#### [Provided text]
Unless otherwise indicated herein, the description provided in this section is not itself prior art to the claims and is not admitted to be prior art by inclusion in this section.
In a wireless communication system, a base station may serve user equipment devices (UEs) such as cell phones, wirelessly-equipped computers, tracking devices, embedded wireless modules or the like over an air interface. In practice, the air interface may define a continuum of transmission time intervals (TTIs) in which communications may pass on a downlink from the base station to the UEs and on an uplink from the UEs to the base station. In particular, in each TTI, the air interface may define a quantity of air interface resources, such as physical resource blocks (PRBs) or the like on which data may be modulated using an appropriate modulation and coding scheme.

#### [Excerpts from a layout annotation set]

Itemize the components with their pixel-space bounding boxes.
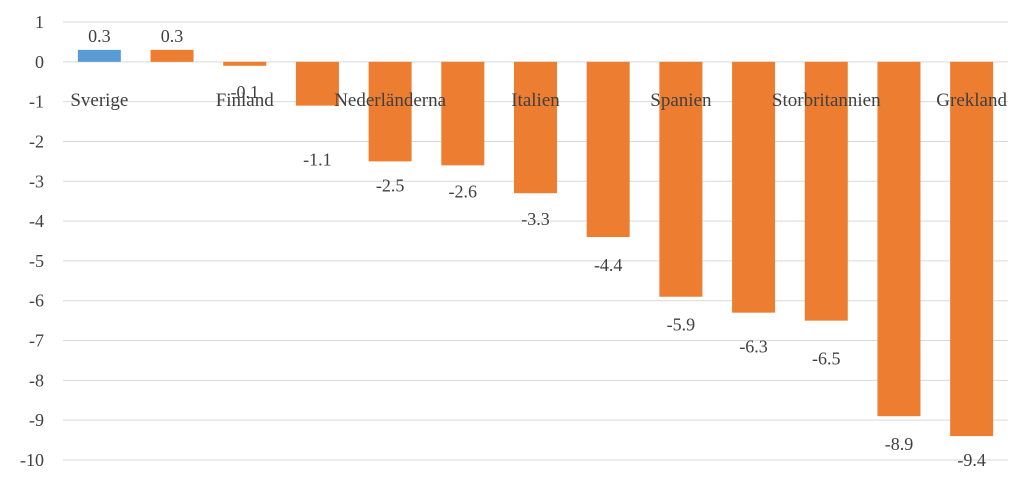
category-label: Grekland [936, 90, 1007, 111]
data-label: -5.9 [667, 315, 696, 335]
data-label: -1.1 [303, 150, 332, 170]
bar [950, 61, 994, 437]
bar [514, 61, 557, 194]
bar [659, 61, 703, 297]
bar [804, 61, 848, 321]
y-tick-label: -8 [29, 370, 44, 390]
data-label: -2.6 [449, 181, 478, 201]
category-label: Storbritannien [772, 90, 881, 111]
y-tick-label: -3 [29, 171, 44, 191]
data-label: -4.4 [594, 255, 623, 275]
bars [77, 49, 994, 437]
y-axis-tick-labels: 1 0 -1 -2 -3 -4 -5 -6 -7 -8 -9 -10 [20, 12, 44, 470]
bar [586, 61, 630, 238]
data-label: -8.9 [885, 434, 914, 454]
data-label: -6.5 [812, 349, 841, 369]
bar [150, 49, 194, 62]
bar [223, 61, 267, 66]
bar [295, 61, 339, 106]
data-label: -6.3 [739, 337, 768, 357]
data-label: 0.3 [88, 26, 111, 46]
data-label: -9.4 [957, 450, 986, 470]
bar [732, 61, 776, 313]
category-label: Finland [216, 90, 275, 111]
bar [77, 49, 121, 62]
category-label: Nederländerna [334, 90, 446, 111]
bar [877, 61, 921, 417]
y-tick-label: 0 [35, 52, 44, 72]
category-label: Italien [511, 90, 560, 111]
data-labels: 0.3 0.3 -0.1 -1.1 -2.5 -2.6 -3.3 -4.4 -5.9 -6.3 -6… [88, 26, 986, 470]
y-tick-label: -4 [29, 211, 44, 231]
data-label: 0.3 [161, 26, 184, 46]
category-label: Spanien [650, 90, 712, 111]
y-tick-label: -2 [29, 131, 44, 151]
category-labels: Sverige Finland Nederländerna Italien Spanie… [70, 90, 1007, 111]
y-tick-label: -1 [29, 92, 44, 112]
bar [441, 61, 485, 166]
y-tick-label: -6 [29, 291, 44, 311]
data-label: -3.3 [521, 209, 550, 229]
bar [368, 61, 412, 162]
category-label: Sverige [70, 90, 128, 111]
y-tick-label: -10 [20, 450, 44, 470]
y-tick-label: -9 [29, 410, 44, 430]
data-label: -0.1 [230, 82, 259, 102]
y-tick-label: 1 [35, 12, 44, 32]
data-label: -2.5 [376, 175, 405, 195]
y-tick-label: -7 [29, 331, 44, 351]
y-tick-label: -5 [29, 251, 44, 271]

#### [What to do]
1) In the wireless communication passage, which way does the uplink carry communications?
2) Duplicate the part of the wireless communication passage between "Unless otherwise indicated" and "and coding scheme.", inclusive.
The entries are separate material with no connection to the wireless communication passage.

#### [Answer list]
1) From the UEs to the base station.

2)
Unless otherwise indicated herein, the description provided in this section is not itself prior art to the claims and is not admitted to be prior art by inclusion in this section.
In a wireless communication system, a base station may serve user equipment devices (UEs) such as cell phones, wirelessly-equipped computers, tracking devices, embedded wireless modules or the like over an air interface. In practice, the air interface may define a continuum of transmission time intervals (TTIs) in which communications may pass on a downlink from the base station to the UEs and on an uplink from the UEs to the base station. In particular, in each TTI, the air interface may define a quantity of air interface resources, such as physical resource blocks (PRBs) or the like on which data may be modulated using an appropriate modulation and coding scheme.